Using the listing below, report all lines holding the word "name".

▶ _Data items_
────

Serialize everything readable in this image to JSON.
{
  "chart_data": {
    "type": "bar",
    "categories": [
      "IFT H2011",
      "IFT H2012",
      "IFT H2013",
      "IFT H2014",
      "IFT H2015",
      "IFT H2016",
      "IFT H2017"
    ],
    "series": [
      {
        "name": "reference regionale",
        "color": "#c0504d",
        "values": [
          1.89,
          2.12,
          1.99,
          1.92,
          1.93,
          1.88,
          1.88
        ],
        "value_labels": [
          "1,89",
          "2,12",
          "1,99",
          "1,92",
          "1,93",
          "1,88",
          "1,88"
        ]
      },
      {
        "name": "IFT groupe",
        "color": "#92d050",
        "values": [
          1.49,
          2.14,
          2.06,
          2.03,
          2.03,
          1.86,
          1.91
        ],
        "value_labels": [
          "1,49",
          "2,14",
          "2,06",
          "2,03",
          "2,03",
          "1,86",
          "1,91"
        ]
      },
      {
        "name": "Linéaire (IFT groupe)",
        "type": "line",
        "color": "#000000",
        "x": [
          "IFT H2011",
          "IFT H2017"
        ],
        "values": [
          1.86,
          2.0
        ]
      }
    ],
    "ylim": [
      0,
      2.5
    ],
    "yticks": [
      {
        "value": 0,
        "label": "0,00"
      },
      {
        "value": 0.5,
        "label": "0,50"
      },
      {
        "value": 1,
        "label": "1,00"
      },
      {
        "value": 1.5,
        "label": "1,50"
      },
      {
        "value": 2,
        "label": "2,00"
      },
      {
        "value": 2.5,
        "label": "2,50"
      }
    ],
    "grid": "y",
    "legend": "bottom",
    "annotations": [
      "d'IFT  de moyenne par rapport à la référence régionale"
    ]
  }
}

────

▶ _Complete response_
        "name": "reference regionale",
        "name": "IFT groupe",
        "name": "Linéaire (IFT groupe)",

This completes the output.